- **Given records**:
>>>>>

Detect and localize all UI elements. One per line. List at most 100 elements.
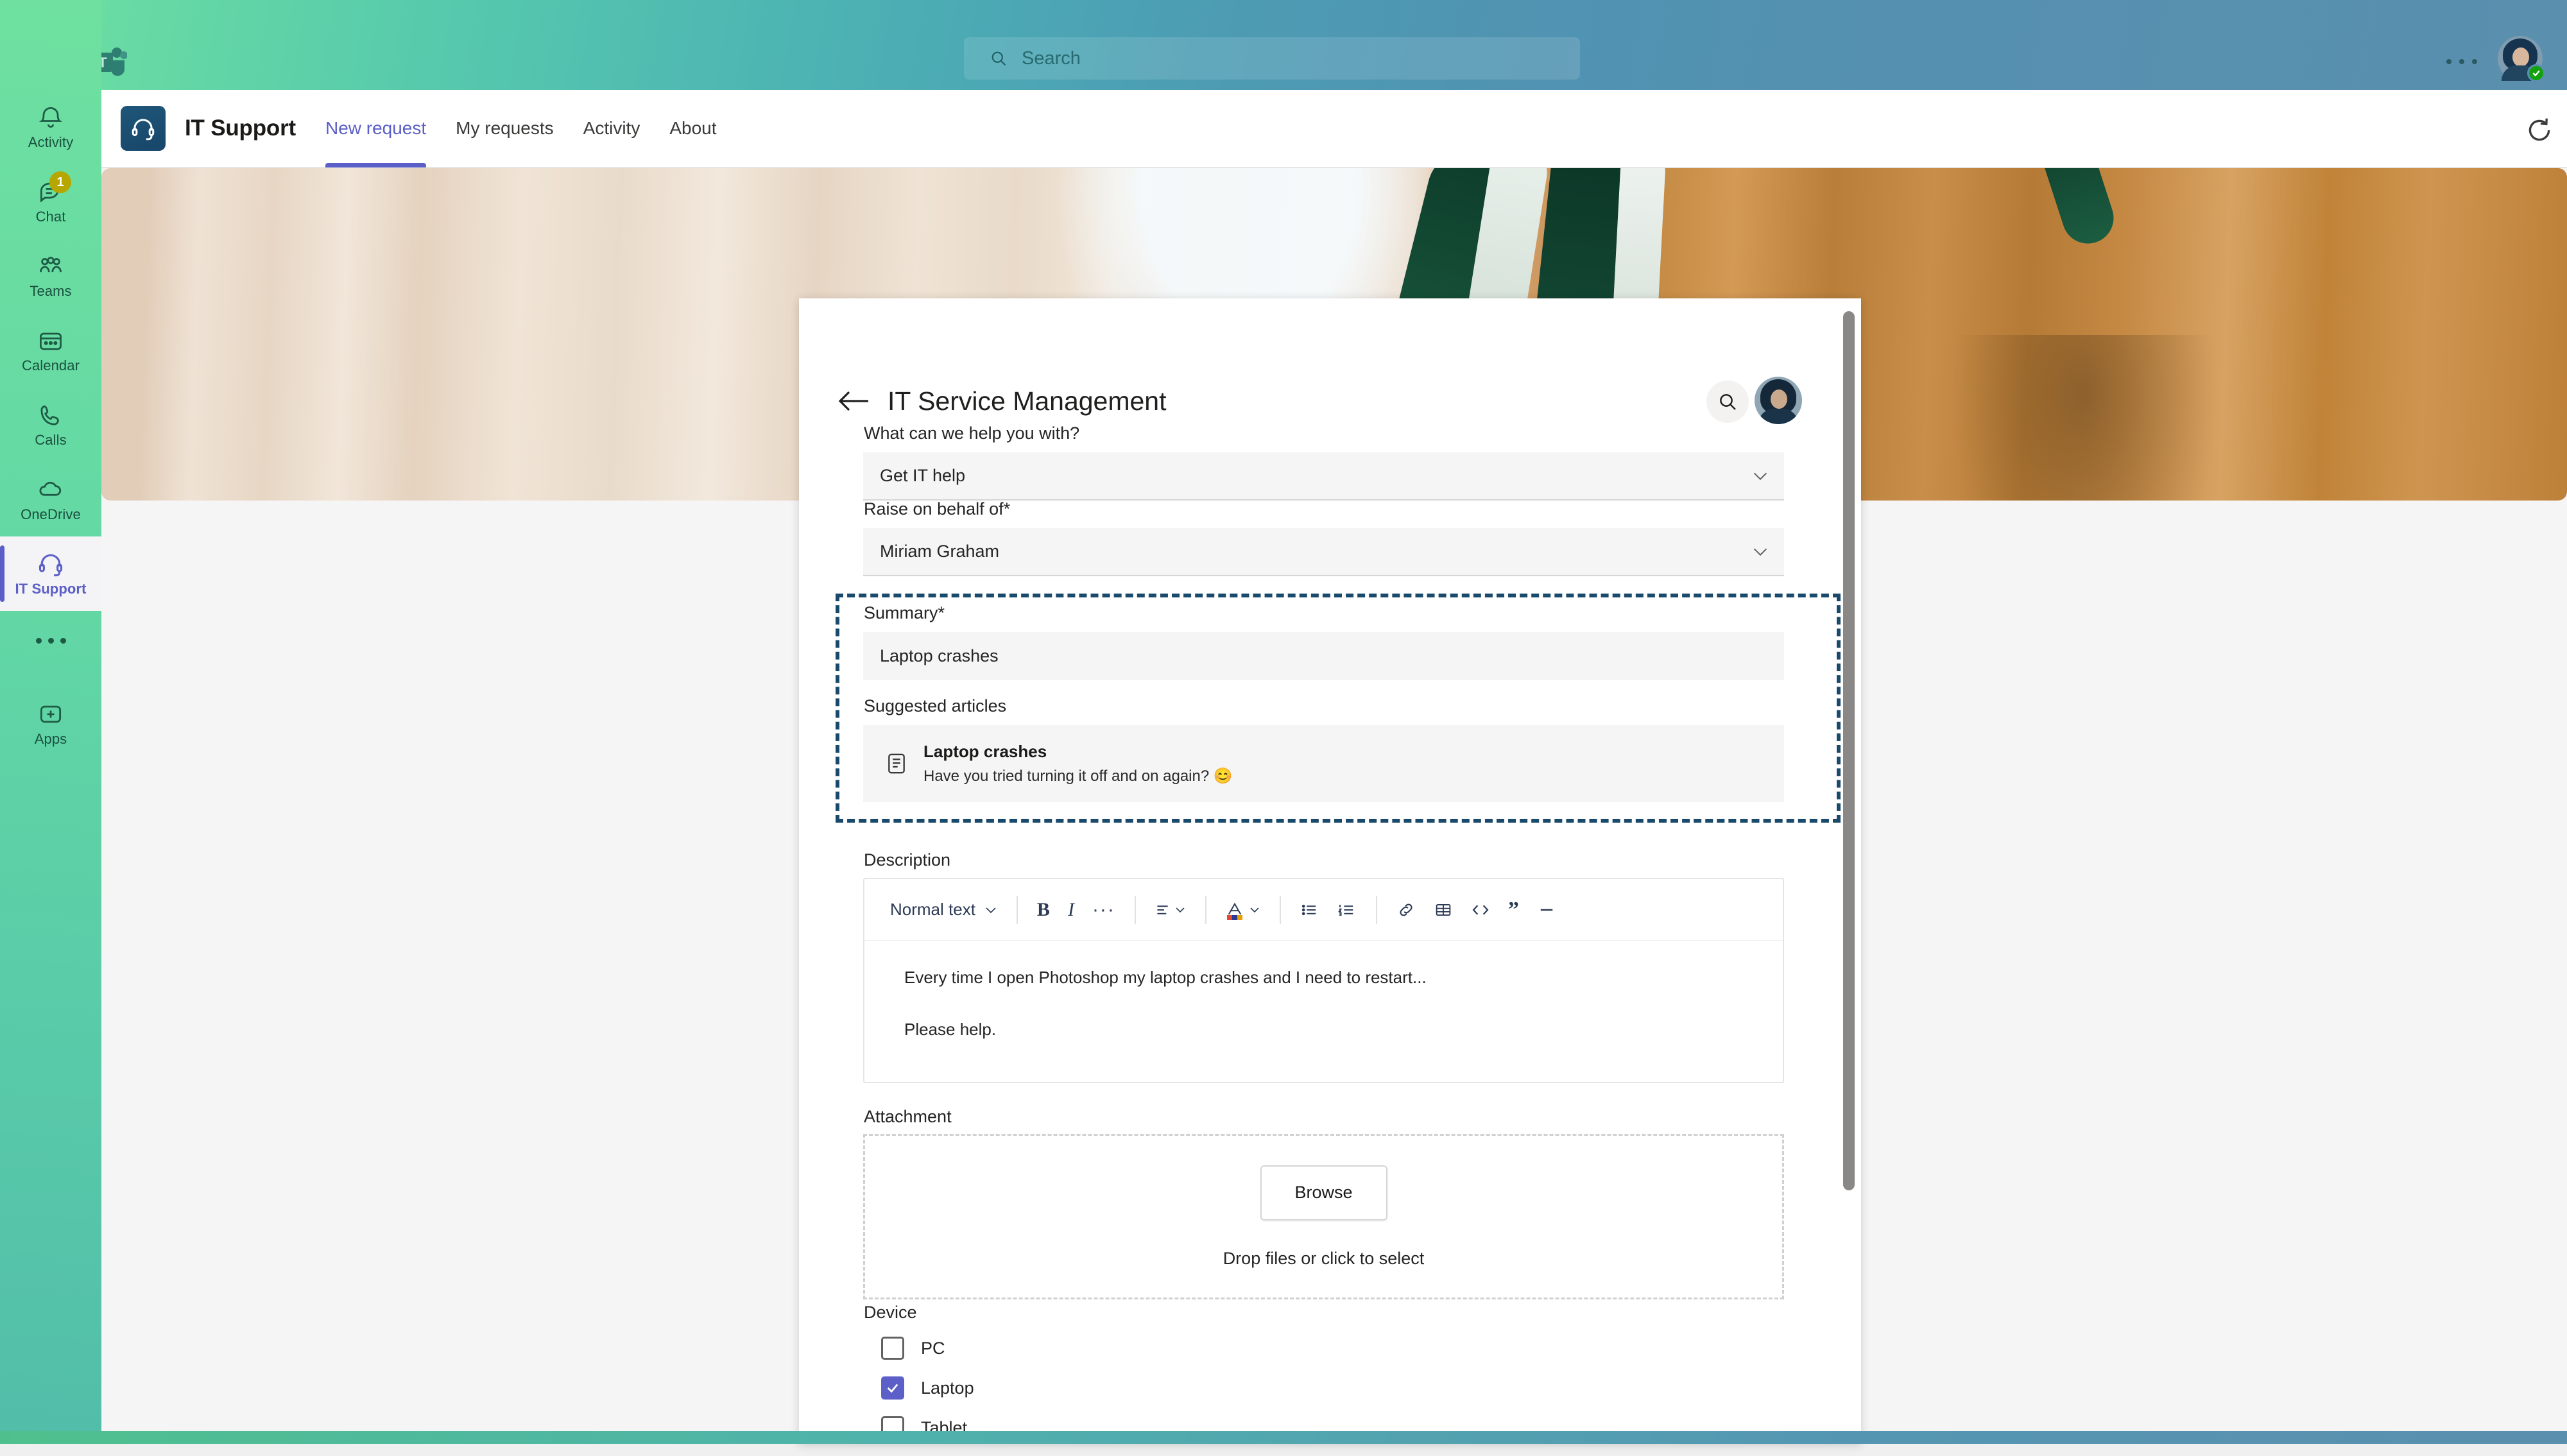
sidebar-item-onedrive[interactable]: OneDrive [0, 462, 101, 536]
back-arrow-icon[interactable] [837, 388, 871, 415]
summary-value: Laptop crashes [880, 646, 999, 666]
banner-shadow [1950, 335, 2219, 501]
app-header-bar: IT Support New request My requests Activ… [101, 90, 2567, 168]
bottom-gradient-strip [0, 1431, 2567, 1444]
checkbox-row-pc[interactable]: PC [863, 1337, 1784, 1360]
chevron-down-icon [1752, 469, 1769, 483]
search-placeholder: Search [1022, 48, 1081, 69]
list-item[interactable]: Laptop crashes Have you tried turning it… [863, 725, 1784, 802]
bullet-list-icon[interactable] [1291, 890, 1328, 930]
plant-leaf [2036, 168, 2120, 250]
avatar-body [1758, 409, 1798, 424]
checkbox-label: Laptop [921, 1378, 974, 1398]
suggested-articles-label: Suggested articles [864, 696, 1784, 716]
more-options-icon[interactable] [2446, 46, 2477, 77]
calendar-icon [37, 327, 65, 355]
description-editor[interactable]: Normal text B I ··· [863, 878, 1784, 1083]
bold-icon[interactable]: B [1028, 890, 1059, 930]
sidebar-item-label: Calendar [22, 357, 80, 374]
behalf-dropdown[interactable]: Miriam Graham [863, 528, 1784, 576]
chevron-down-icon [1752, 545, 1769, 559]
search-icon[interactable] [1706, 381, 1749, 423]
sidebar-item-label: Apps [35, 731, 67, 748]
article-icon [884, 751, 909, 776]
tab-activity[interactable]: Activity [583, 89, 640, 167]
status-badge [2527, 64, 2545, 82]
attachment-dropzone[interactable]: Browse Drop files or click to select [863, 1134, 1784, 1299]
sidebar-item-label: Teams [30, 283, 71, 300]
table-icon[interactable] [1425, 890, 1462, 930]
sidebar-item-calls[interactable]: Calls [0, 388, 101, 462]
text-style-dropdown[interactable]: Normal text [881, 890, 1006, 930]
help-label: What can we help you with? [864, 424, 1784, 443]
headset-icon [37, 550, 65, 578]
checkbox-laptop[interactable] [881, 1376, 904, 1400]
divider [1135, 896, 1136, 924]
checkbox-label: PC [921, 1339, 945, 1358]
device-label: Device [864, 1303, 1784, 1323]
numbered-list-icon[interactable] [1328, 890, 1366, 930]
bell-icon [37, 103, 65, 132]
page-title: IT Support [185, 116, 296, 141]
browse-button[interactable]: Browse [1260, 1165, 1387, 1220]
description-text-area[interactable]: Every time I open Photoshop my laptop cr… [864, 941, 1783, 1040]
avatar[interactable] [2498, 36, 2543, 81]
link-icon[interactable] [1387, 890, 1425, 930]
sidebar-item-label: IT Support [15, 581, 87, 597]
headset-app-icon [121, 106, 166, 151]
sidebar-item-it-support[interactable]: IT Support [0, 536, 101, 611]
divider [1376, 896, 1377, 924]
sidebar-item-activity[interactable]: Activity [0, 90, 101, 164]
editor-toolbar: Normal text B I ··· [864, 879, 1783, 941]
checkbox-pc[interactable] [881, 1337, 904, 1360]
dropzone-hint: Drop files or click to select [1223, 1249, 1425, 1269]
avatar-face [1771, 390, 1787, 409]
help-dropdown[interactable]: Get IT help [863, 452, 1784, 501]
divider [1280, 896, 1281, 924]
card-title: IT Service Management [888, 386, 1167, 416]
search-icon [990, 49, 1008, 67]
description-label-wrap: Description [863, 850, 1784, 879]
italic-icon[interactable]: I [1059, 890, 1083, 930]
chat-unread-badge: 1 [49, 171, 71, 193]
checkbox-row-laptop[interactable]: Laptop [863, 1376, 1784, 1400]
sidebar-item-teams[interactable]: Teams [0, 239, 101, 313]
chat-icon: 1 [37, 178, 65, 206]
user-avatar[interactable] [1755, 377, 1802, 424]
article-subtitle: Have you tried turning it off and on aga… [923, 767, 1233, 785]
code-icon[interactable] [1462, 890, 1499, 930]
sidebar-item-label: Chat [36, 209, 66, 225]
phone-icon [37, 401, 65, 429]
ellipsis-icon[interactable] [0, 611, 101, 670]
tab-about[interactable]: About [669, 89, 716, 167]
summary-field-group: Summary* Laptop crashes [863, 603, 1784, 680]
apps-plus-icon [37, 700, 65, 728]
behalf-value: Miriam Graham [880, 542, 999, 561]
font-color-icon[interactable] [1217, 890, 1269, 930]
global-search-box[interactable]: Search [964, 37, 1580, 80]
sidebar-item-apps[interactable]: Apps [0, 687, 101, 761]
sidebar-item-label: Activity [28, 134, 73, 151]
more-formatting-icon[interactable]: ··· [1083, 890, 1124, 930]
tab-my-requests[interactable]: My requests [456, 89, 554, 167]
divider [1205, 896, 1206, 924]
divider-icon[interactable] [1528, 890, 1565, 930]
quote-icon[interactable]: ” [1499, 890, 1528, 930]
sidebar-item-chat[interactable]: 1 Chat [0, 164, 101, 239]
help-field-group: What can we help you with? Get IT help [863, 424, 1784, 501]
article-title: Laptop crashes [923, 742, 1233, 762]
align-icon[interactable] [1146, 890, 1195, 930]
refresh-icon[interactable] [2523, 114, 2555, 146]
summary-input[interactable]: Laptop crashes [863, 632, 1784, 680]
divider [1017, 896, 1018, 924]
teams-left-rail: Activity 1 Chat Teams Calendar [0, 0, 101, 1444]
behalf-label: Raise on behalf of* [864, 499, 1784, 519]
summary-label: Summary* [864, 603, 1784, 623]
suggested-articles-group: Suggested articles Laptop crashes Have y… [863, 696, 1784, 802]
help-value: Get IT help [880, 466, 965, 486]
description-label: Description [864, 850, 1784, 870]
sidebar-item-calendar[interactable]: Calendar [0, 313, 101, 388]
tab-new-request[interactable]: New request [325, 89, 426, 167]
card-scrollbar[interactable] [1843, 311, 1855, 1190]
avatar-face [2512, 47, 2529, 67]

<<<<<

- **Given problem**: Reproduce the listing above line for line, without changing any wording, coordinates, or order, and omit the picture.

- **Solution for this task**:
Detect and localize all UI elements. One per line. List at most 100 elements.
sidebar-item-onedrive[interactable]: OneDrive [0, 462, 101, 536]
back-arrow-icon[interactable] [837, 388, 871, 415]
summary-value: Laptop crashes [880, 646, 999, 666]
banner-shadow [1950, 335, 2219, 501]
app-header-bar: IT Support New request My requests Activ… [101, 90, 2567, 168]
bottom-gradient-strip [0, 1431, 2567, 1444]
checkbox-row-pc[interactable]: PC [863, 1337, 1784, 1360]
chevron-down-icon [1752, 469, 1769, 483]
search-placeholder: Search [1022, 48, 1081, 69]
list-item[interactable]: Laptop crashes Have you tried turning it… [863, 725, 1784, 802]
bullet-list-icon[interactable] [1291, 890, 1328, 930]
plant-leaf [2036, 168, 2120, 250]
avatar-body [1758, 409, 1798, 424]
checkbox-label: Laptop [921, 1378, 974, 1398]
suggested-articles-label: Suggested articles [864, 696, 1784, 716]
more-options-icon[interactable] [2446, 46, 2477, 77]
calendar-icon [37, 327, 65, 355]
description-editor[interactable]: Normal text B I ··· [863, 878, 1784, 1083]
bold-icon[interactable]: B [1028, 890, 1059, 930]
sidebar-item-label: Calendar [22, 357, 80, 374]
behalf-dropdown[interactable]: Miriam Graham [863, 528, 1784, 576]
chevron-down-icon [1752, 545, 1769, 559]
search-icon[interactable] [1706, 381, 1749, 423]
sidebar-item-label: Apps [35, 731, 67, 748]
article-icon [884, 751, 909, 776]
tab-activity[interactable]: Activity [583, 89, 640, 167]
status-badge [2527, 64, 2545, 82]
attachment-dropzone[interactable]: Browse Drop files or click to select [863, 1134, 1784, 1299]
sidebar-item-label: Teams [30, 283, 71, 300]
table-icon[interactable] [1425, 890, 1462, 930]
sidebar-item-calls[interactable]: Calls [0, 388, 101, 462]
text-style-dropdown[interactable]: Normal text [881, 890, 1006, 930]
help-label: What can we help you with? [864, 424, 1784, 443]
headset-icon [37, 550, 65, 578]
checkbox-laptop[interactable] [881, 1376, 904, 1400]
divider [1135, 896, 1136, 924]
checkbox-label: PC [921, 1339, 945, 1358]
device-label: Device [864, 1303, 1784, 1323]
numbered-list-icon[interactable] [1328, 890, 1366, 930]
bell-icon [37, 103, 65, 132]
page-title: IT Support [185, 116, 296, 141]
browse-button[interactable]: Browse [1260, 1165, 1387, 1220]
description-text-area[interactable]: Every time I open Photoshop my laptop cr… [864, 941, 1783, 1040]
avatar[interactable] [2498, 36, 2543, 81]
link-icon[interactable] [1387, 890, 1425, 930]
sidebar-item-label: IT Support [15, 581, 87, 597]
headset-app-icon [121, 106, 166, 151]
sidebar-item-it-support[interactable]: IT Support [0, 536, 101, 611]
divider [1376, 896, 1377, 924]
sidebar-item-activity[interactable]: Activity [0, 90, 101, 164]
editor-toolbar: Normal text B I ··· [864, 879, 1783, 941]
checkbox-pc[interactable] [881, 1337, 904, 1360]
dropzone-hint: Drop files or click to select [1223, 1249, 1425, 1269]
avatar-face [1771, 390, 1787, 409]
help-dropdown[interactable]: Get IT help [863, 452, 1784, 501]
divider [1280, 896, 1281, 924]
card-title: IT Service Management [888, 386, 1167, 416]
search-icon [990, 49, 1008, 67]
description-label-wrap: Description [863, 850, 1784, 879]
italic-icon[interactable]: I [1059, 890, 1083, 930]
chat-unread-badge: 1 [49, 171, 71, 193]
checkbox-row-laptop[interactable]: Laptop [863, 1376, 1784, 1400]
sidebar-item-teams[interactable]: Teams [0, 239, 101, 313]
chat-icon: 1 [37, 178, 65, 206]
user-avatar[interactable] [1755, 377, 1802, 424]
article-subtitle: Have you tried turning it off and on aga… [923, 767, 1233, 785]
code-icon[interactable] [1462, 890, 1499, 930]
sidebar-item-label: Chat [36, 209, 66, 225]
phone-icon [37, 401, 65, 429]
ellipsis-icon[interactable] [0, 611, 101, 670]
tab-about[interactable]: About [669, 89, 716, 167]
summary-field-group: Summary* Laptop crashes [863, 603, 1784, 680]
apps-plus-icon [37, 700, 65, 728]
behalf-value: Miriam Graham [880, 542, 999, 561]
font-color-icon[interactable] [1217, 890, 1269, 930]
global-search-box[interactable]: Search [964, 37, 1580, 80]
sidebar-item-apps[interactable]: Apps [0, 687, 101, 761]
sidebar-item-label: Activity [28, 134, 73, 151]
more-formatting-icon[interactable]: ··· [1083, 890, 1124, 930]
tab-my-requests[interactable]: My requests [456, 89, 554, 167]
divider [1205, 896, 1206, 924]
divider-icon[interactable] [1528, 890, 1565, 930]
quote-icon[interactable]: ” [1499, 890, 1528, 930]
sidebar-item-chat[interactable]: 1 Chat [0, 164, 101, 239]
help-field-group: What can we help you with? Get IT help [863, 424, 1784, 501]
article-title: Laptop crashes [923, 742, 1233, 762]
align-icon[interactable] [1146, 890, 1195, 930]
refresh-icon[interactable] [2523, 114, 2555, 146]
summary-input[interactable]: Laptop crashes [863, 632, 1784, 680]
divider [1017, 896, 1018, 924]
teams-left-rail: Activity 1 Chat Teams Calendar [0, 0, 101, 1444]
behalf-label: Raise on behalf of* [864, 499, 1784, 519]
summary-label: Summary* [864, 603, 1784, 623]
suggested-articles-group: Suggested articles Laptop crashes Have y… [863, 696, 1784, 802]
help-value: Get IT help [880, 466, 965, 486]
description-label: Description [864, 850, 1784, 870]
sidebar-item-calendar[interactable]: Calendar [0, 313, 101, 388]
tab-new-request[interactable]: New request [325, 89, 426, 167]
card-scrollbar[interactable] [1843, 311, 1855, 1190]
avatar-face [2512, 47, 2529, 67]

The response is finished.